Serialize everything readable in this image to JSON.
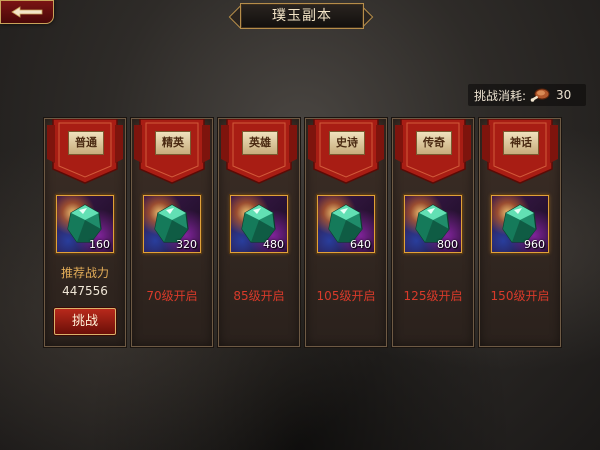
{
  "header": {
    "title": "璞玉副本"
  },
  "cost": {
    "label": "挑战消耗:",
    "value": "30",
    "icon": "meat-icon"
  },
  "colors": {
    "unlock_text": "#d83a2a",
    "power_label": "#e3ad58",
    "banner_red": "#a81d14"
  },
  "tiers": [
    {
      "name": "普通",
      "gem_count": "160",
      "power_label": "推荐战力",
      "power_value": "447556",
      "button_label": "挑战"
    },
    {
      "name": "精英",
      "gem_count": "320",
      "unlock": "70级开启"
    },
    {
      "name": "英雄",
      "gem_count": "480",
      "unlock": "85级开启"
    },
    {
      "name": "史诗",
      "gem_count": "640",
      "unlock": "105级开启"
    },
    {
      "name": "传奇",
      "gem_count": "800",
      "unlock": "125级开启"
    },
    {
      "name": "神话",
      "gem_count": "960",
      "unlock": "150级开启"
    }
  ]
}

_Exercise_: Reproduce each entry precisely. Leave the pictures out.

_Answer to this exercise_:
Serialize everything readable in this image to JSON.
{
  "header": {
    "title": "璞玉副本"
  },
  "cost": {
    "label": "挑战消耗:",
    "value": "30",
    "icon": "meat-icon"
  },
  "colors": {
    "unlock_text": "#d83a2a",
    "power_label": "#e3ad58",
    "banner_red": "#a81d14"
  },
  "tiers": [
    {
      "name": "普通",
      "gem_count": "160",
      "power_label": "推荐战力",
      "power_value": "447556",
      "button_label": "挑战"
    },
    {
      "name": "精英",
      "gem_count": "320",
      "unlock": "70级开启"
    },
    {
      "name": "英雄",
      "gem_count": "480",
      "unlock": "85级开启"
    },
    {
      "name": "史诗",
      "gem_count": "640",
      "unlock": "105级开启"
    },
    {
      "name": "传奇",
      "gem_count": "800",
      "unlock": "125级开启"
    },
    {
      "name": "神话",
      "gem_count": "960",
      "unlock": "150级开启"
    }
  ]
}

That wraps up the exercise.